“Hi, can you give me a lift?”
A new online rideshare program was recently set up for the Metro Detroit area, giving locals an alternative way of getting around. RidePost Detroit, a specialized webpage under the internationally-used RidePost.com, serves as the hub of this hopeful project.
Users would be able to either post their routes online for others to see, or else search for drivers that would be willing to share their car while traveling to a common destination. The idea is that everyone splits the gas costs, making it cheaper and it would lessen the impact on the environment.
Debra Rowe, a professor of Behavioral and Social Sciences at Oakland Community College in Royal Oak, spearheaded the formation of the Free Ride Sharing Program for Detroiters. She is also an expert on sustainable energies.
“As you know,” Rowe said, “there’s very little mass transit in Detroit.”

- Task item A:
Answer each question from the rideshare article:
(i) What specialized webpage serves as the hub of the project?
(ii) At which college does Debra Rowe teach?
(iii) What costs do the people sharing a car split?
- Task item B:
Translate this sentence from the rideshare article into Spanish: "The idea is that everyone splits the gas costs, making it cheaper and it would lessen the impact on the environment."
- Task item C:
Continue the article about the Metro Detroit rideshare program, starting after Rowe's remark on mass transit in Detroit.
The lines after this point are separate material and have no connection to the rideshare article.

- Dataset:
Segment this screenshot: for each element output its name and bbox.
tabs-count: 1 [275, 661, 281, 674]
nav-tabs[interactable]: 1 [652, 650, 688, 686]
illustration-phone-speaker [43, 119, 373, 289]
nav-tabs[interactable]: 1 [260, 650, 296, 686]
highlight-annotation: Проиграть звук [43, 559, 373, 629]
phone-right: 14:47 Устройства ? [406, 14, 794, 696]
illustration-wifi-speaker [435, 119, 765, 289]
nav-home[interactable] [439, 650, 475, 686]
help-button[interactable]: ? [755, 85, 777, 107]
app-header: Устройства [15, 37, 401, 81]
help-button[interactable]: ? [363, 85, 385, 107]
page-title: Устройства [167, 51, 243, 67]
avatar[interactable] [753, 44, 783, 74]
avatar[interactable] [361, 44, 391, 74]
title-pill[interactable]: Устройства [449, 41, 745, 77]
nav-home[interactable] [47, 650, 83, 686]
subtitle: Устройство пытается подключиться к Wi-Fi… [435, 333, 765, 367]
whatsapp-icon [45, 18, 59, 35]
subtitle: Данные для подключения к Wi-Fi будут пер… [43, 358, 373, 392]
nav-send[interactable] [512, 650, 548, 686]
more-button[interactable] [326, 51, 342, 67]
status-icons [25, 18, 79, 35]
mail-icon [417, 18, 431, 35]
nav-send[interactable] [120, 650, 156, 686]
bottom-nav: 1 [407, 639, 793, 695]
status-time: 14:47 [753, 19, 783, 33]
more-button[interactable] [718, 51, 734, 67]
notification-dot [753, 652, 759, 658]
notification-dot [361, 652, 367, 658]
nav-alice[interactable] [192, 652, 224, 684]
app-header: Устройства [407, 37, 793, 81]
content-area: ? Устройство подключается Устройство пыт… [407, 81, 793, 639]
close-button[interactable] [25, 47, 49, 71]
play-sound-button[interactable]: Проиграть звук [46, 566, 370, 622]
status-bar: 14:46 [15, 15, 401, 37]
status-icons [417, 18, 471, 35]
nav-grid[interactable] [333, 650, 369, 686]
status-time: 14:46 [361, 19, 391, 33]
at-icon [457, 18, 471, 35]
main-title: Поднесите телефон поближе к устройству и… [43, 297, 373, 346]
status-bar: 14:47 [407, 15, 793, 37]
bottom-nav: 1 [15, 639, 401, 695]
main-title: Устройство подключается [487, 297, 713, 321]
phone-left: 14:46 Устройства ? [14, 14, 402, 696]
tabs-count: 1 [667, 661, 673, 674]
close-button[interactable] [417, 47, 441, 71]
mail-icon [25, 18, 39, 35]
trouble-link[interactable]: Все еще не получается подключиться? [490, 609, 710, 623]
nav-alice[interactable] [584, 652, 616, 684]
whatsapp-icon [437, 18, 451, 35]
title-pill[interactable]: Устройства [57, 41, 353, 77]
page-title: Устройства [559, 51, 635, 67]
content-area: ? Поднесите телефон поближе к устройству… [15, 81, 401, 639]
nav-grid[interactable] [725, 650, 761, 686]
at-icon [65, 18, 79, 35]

- Response box A:
(i) RidePost Detroit
(ii) Oakland Community College in Royal Oak
(iii) The gas costs

- Response box B:
La idea es que todos dividan los gastos de gasolina, lo que lo hace más barato y reduciría el impacto en el medio ambiente.

- Response box C:
She brought up the burgeoning number of automobiles that flow in and out of the city each day, not to mention the issues of parking that many face. She described this system of transportation as “impractical.”
Because of this impracticability, Rowe decided to create an alternative. She worked with the Detroit Green Skills Alliance, an organization that promotes environmental practices throughout the area, to propose the idea of a citywide rideshare program to the city.
Being that Detroit was bankrupt, she said she believed that this program could actually do some good. It was approved. Rowe, along with some of her students, then reached out to one of the creators of RidePost to help set up the website, which he offered to do for free.
“We did the outreach about a year ago,” she said. “We’re just starting the promotions now.”
Rowe hopes that the word will get out about this new program. She emphasized the communal aspect of its practice.
“It connects you with people in your community you may not have known otherwise,” she said.
Commuter schools like Oakland University could also be a popular target for the program.
“I definitely would be interested in it,” Bernadette Ewing, a senior at OU, said.
She said that she once put her name on OU’s Ride Board in the basement of the Oakland Center a few years ago to find a ride partner, but she was never picked up. She thought the RidePost setup was a good idea.
Senior Rachel Kolling was more hesitant to the idea, though.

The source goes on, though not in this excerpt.